## START
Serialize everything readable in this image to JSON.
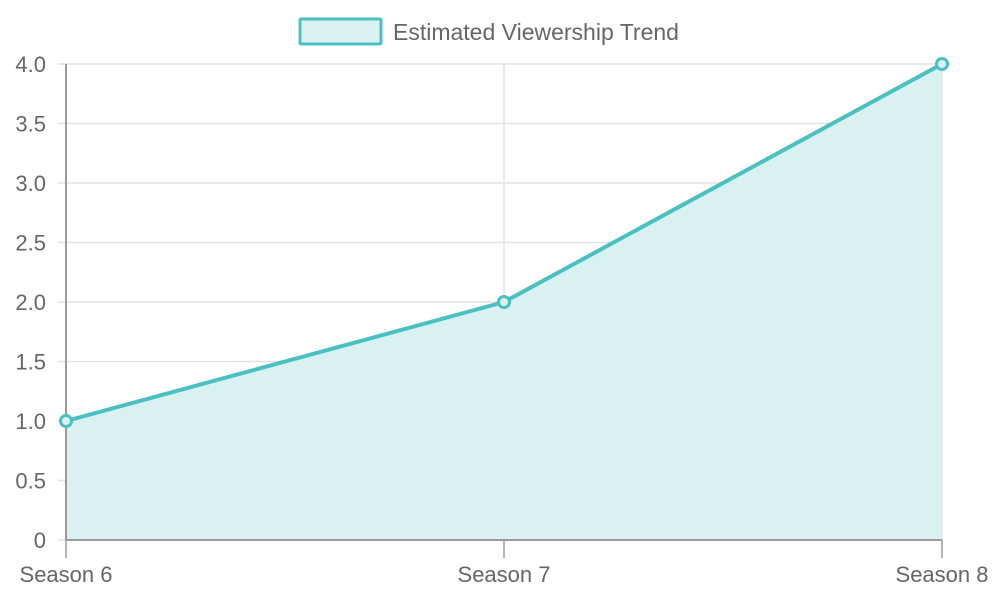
{
  "chart_data": {
    "type": "area",
    "categories": [
      "Season 6",
      "Season 7",
      "Season 8"
    ],
    "series": [
      {
        "name": "Estimated Viewership Trend",
        "values": [
          1.0,
          2.0,
          4.0
        ]
      }
    ],
    "y_ticks": [
      "0",
      "0.5",
      "1.0",
      "1.5",
      "2.0",
      "2.5",
      "3.0",
      "3.5",
      "4.0"
    ],
    "ylim": [
      0,
      4
    ],
    "title": "",
    "xlabel": "",
    "ylabel": "",
    "grid": true,
    "legend_position": "top-center",
    "colors": {
      "line": "#4bc0c0",
      "fill": "#d9f1f1",
      "grid": "#e2e2e2",
      "axis": "#9a9a9a",
      "text": "#666666"
    }
  }
}
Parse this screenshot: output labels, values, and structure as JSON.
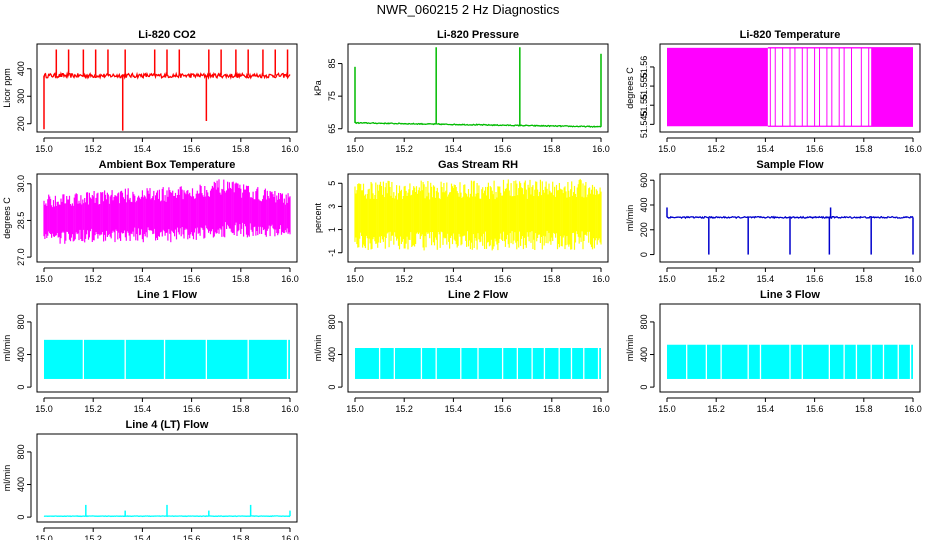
## END
Omit the pictures and output all of the other material exactly.

Serialize everything readable in this image to JSON.
{
  "chart_data": {
    "type": "area",
    "categories": [
      "Season 6",
      "Season 7",
      "Season 8"
    ],
    "series": [
      {
        "name": "Estimated Viewership Trend",
        "values": [
          1.0,
          2.0,
          4.0
        ]
      }
    ],
    "y_ticks": [
      "0",
      "0.5",
      "1.0",
      "1.5",
      "2.0",
      "2.5",
      "3.0",
      "3.5",
      "4.0"
    ],
    "ylim": [
      0,
      4
    ],
    "title": "",
    "xlabel": "",
    "ylabel": "",
    "grid": true,
    "legend_position": "top-center",
    "colors": {
      "line": "#4bc0c0",
      "fill": "#d9f1f1",
      "grid": "#e2e2e2",
      "axis": "#9a9a9a",
      "text": "#666666"
    }
  }
}
Parse this screenshot: output labels, values, and structure as JSON.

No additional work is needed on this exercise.